===== Given information
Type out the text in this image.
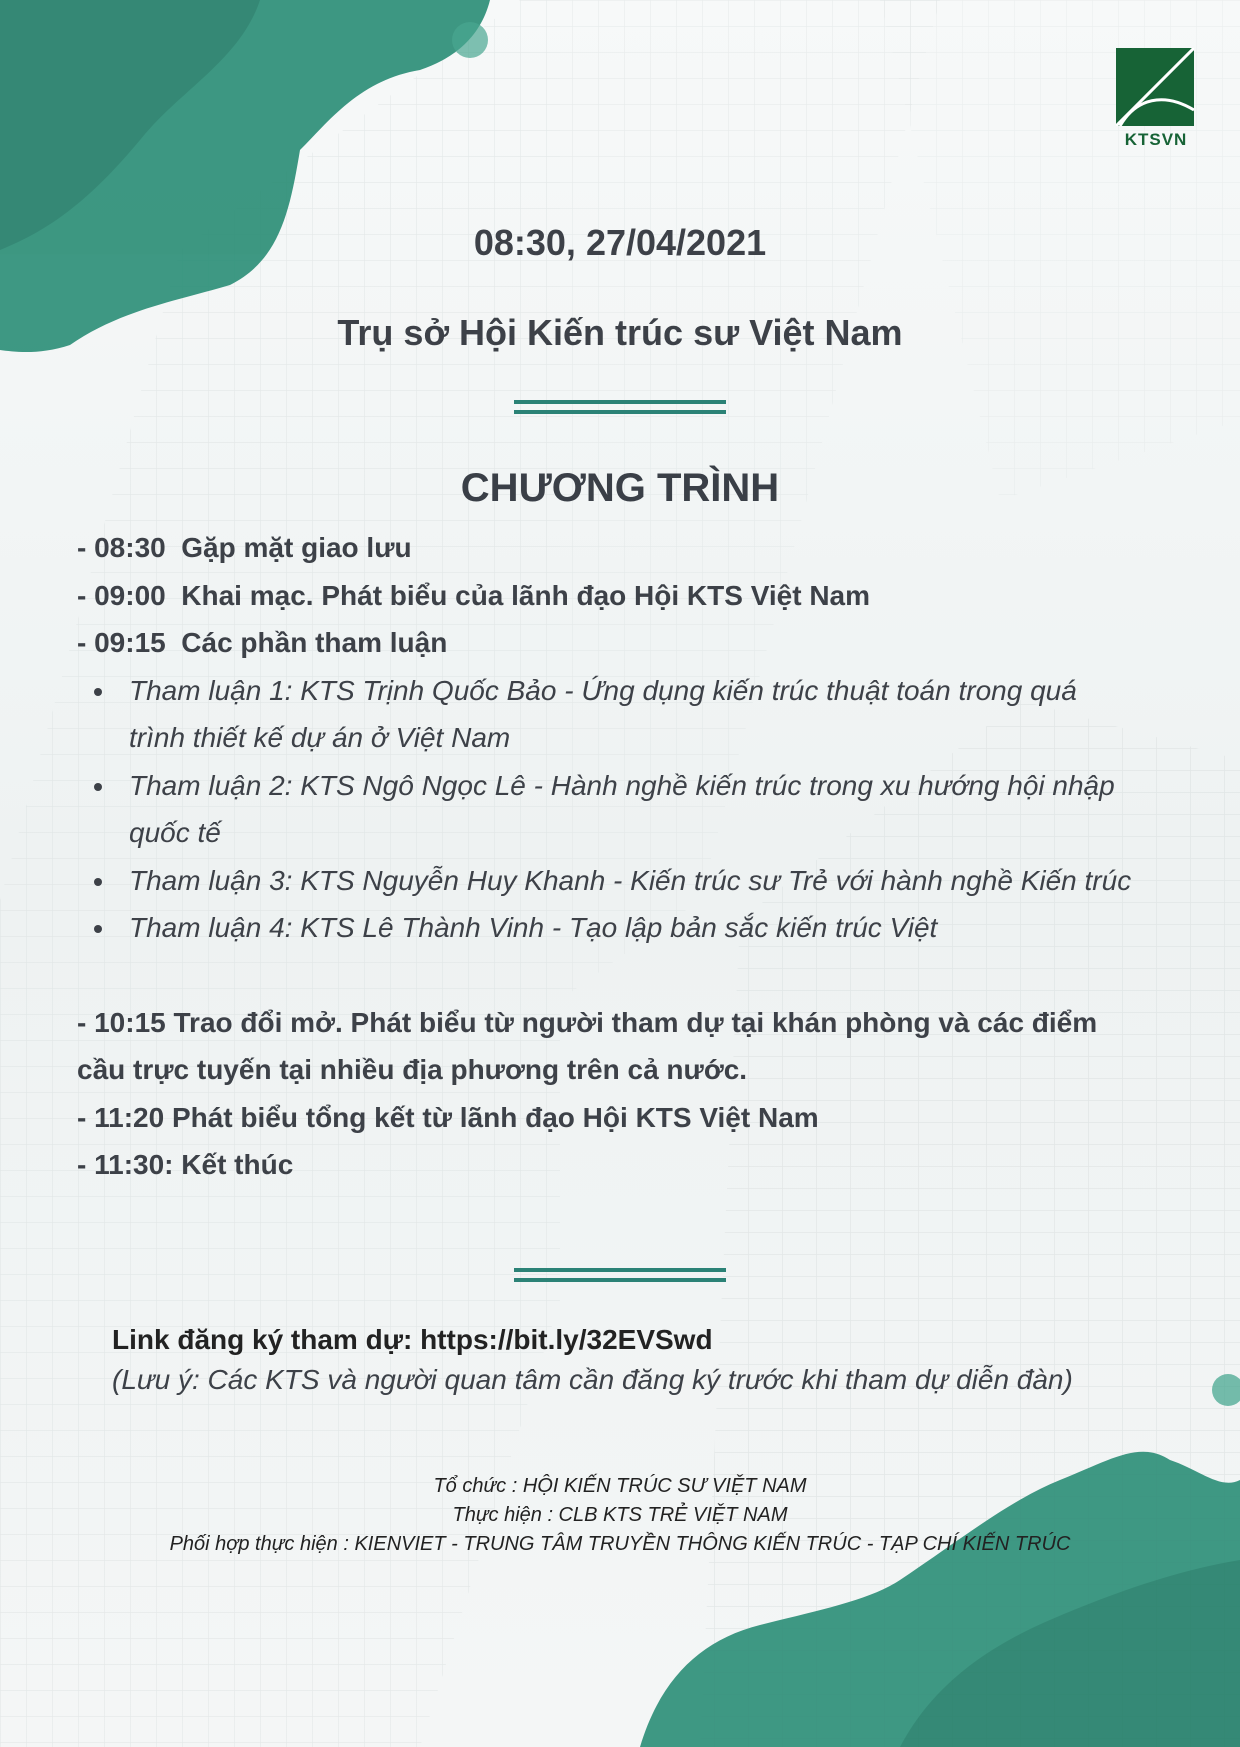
KTSVN
08:30, 27/04/2021
Trụ sở Hội Kiến trúc sư Việt Nam
CHƯƠNG TRÌNH
- 08:30 Gặp mặt giao lưu
- 09:00 Khai mạc. Phát biểu của lãnh đạo Hội KTS Việt Nam
- 09:15 Các phần tham luận
Tham luận 1: KTS Trịnh Quốc Bảo - Ứng dụng kiến trúc thuật toán trong quá
trình thiết kế dự án ở Việt Nam
Tham luận 2: KTS Ngô Ngọc Lê - Hành nghề kiến trúc trong xu hướng hội nhập
quốc tế
Tham luận 3: KTS Nguyễn Huy Khanh - Kiến trúc sư Trẻ với hành nghề Kiến trúc
Tham luận 4: KTS Lê Thành Vinh - Tạo lập bản sắc kiến trúc Việt
- 10:15 Trao đổi mở. Phát biểu từ người tham dự tại khán phòng và các điểm
cầu trực tuyến tại nhiều địa phương trên cả nước.
- 11:20 Phát biểu tổng kết từ lãnh đạo Hội KTS Việt Nam
- 11:30: Kết thúc
Link đăng ký tham dự: https://bit.ly/32EVSwd
(Lưu ý: Các KTS và người quan tâm cần đăng ký trước khi tham dự diễn đàn)
Tổ chức : HỘI KIẾN TRÚC SƯ VIỆT NAM
Thực hiện : CLB KTS TRẺ VIỆT NAM
Phối hợp thực hiện : KIENVIET - TRUNG TÂM TRUYỀN THÔNG KIẾN TRÚC - TẠP CHÍ KIẾN TRÚC
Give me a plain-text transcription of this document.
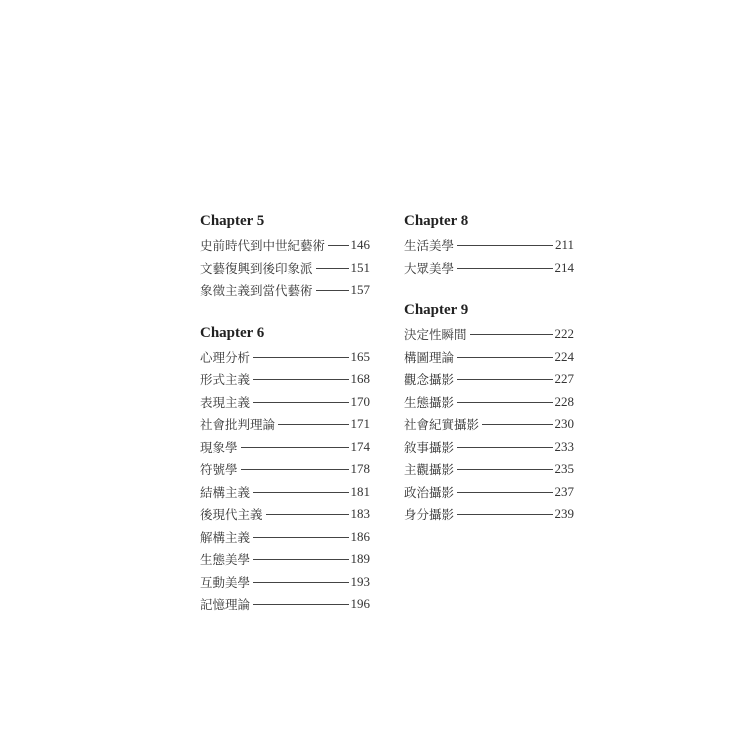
Chapter 5
史前時代到中世紀藝術 146
文藝復興到後印象派	151
象徵主義到當代藝術	157
Chapter 6
心理分析	165
形式主義	168
表現主義	170
社會批判理論	171
現象學	174
符號學	178
結構主義	181
後現代主義	183
解構主義	186
生態美學	189
互動美學	193
記憶理論	196
Chapter 8
生活美學	211
大眾美學	214
Chapter 9
決定性瞬間	222
構圖理論	224
觀念攝影	227
生態攝影	228
社會紀實攝影	230
敘事攝影	233
主觀攝影	235
政治攝影	237
身分攝影	239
==========
Task goal
Restate each entry word for word, please, but drop any images it holds.

Result for this exercise
Type out the text in this image.
KTSVN
08:30, 27/04/2021
Trụ sở Hội Kiến trúc sư Việt Nam
CHƯƠNG TRÌNH
- 08:30 Gặp mặt giao lưu
- 09:00 Khai mạc. Phát biểu của lãnh đạo Hội KTS Việt Nam
- 09:15 Các phần tham luận
Tham luận 1: KTS Trịnh Quốc Bảo - Ứng dụng kiến trúc thuật toán trong quá
trình thiết kế dự án ở Việt Nam
Tham luận 2: KTS Ngô Ngọc Lê - Hành nghề kiến trúc trong xu hướng hội nhập
quốc tế
Tham luận 3: KTS Nguyễn Huy Khanh - Kiến trúc sư Trẻ với hành nghề Kiến trúc
Tham luận 4: KTS Lê Thành Vinh - Tạo lập bản sắc kiến trúc Việt
- 10:15 Trao đổi mở. Phát biểu từ người tham dự tại khán phòng và các điểm
cầu trực tuyến tại nhiều địa phương trên cả nước.
- 11:20 Phát biểu tổng kết từ lãnh đạo Hội KTS Việt Nam
- 11:30: Kết thúc
Link đăng ký tham dự: https://bit.ly/32EVSwd
(Lưu ý: Các KTS và người quan tâm cần đăng ký trước khi tham dự diễn đàn)
Tổ chức : HỘI KIẾN TRÚC SƯ VIỆT NAM
Thực hiện : CLB KTS TRẺ VIỆT NAM
Phối hợp thực hiện : KIENVIET - TRUNG TÂM TRUYỀN THÔNG KIẾN TRÚC - TẠP CHÍ KIẾN TRÚC
Give me a plain-text transcription of this document.
Chapter 5
史前時代到中世紀藝術 146
文藝復興到後印象派	151
象徵主義到當代藝術	157
Chapter 6
心理分析	165
形式主義	168
表現主義	170
社會批判理論	171
現象學	174
符號學	178
結構主義	181
後現代主義	183
解構主義	186
生態美學	189
互動美學	193
記憶理論	196
Chapter 8
生活美學	211
大眾美學	214
Chapter 9
決定性瞬間	222
構圖理論	224
觀念攝影	227
生態攝影	228
社會紀實攝影	230
敘事攝影	233
主觀攝影	235
政治攝影	237
身分攝影	239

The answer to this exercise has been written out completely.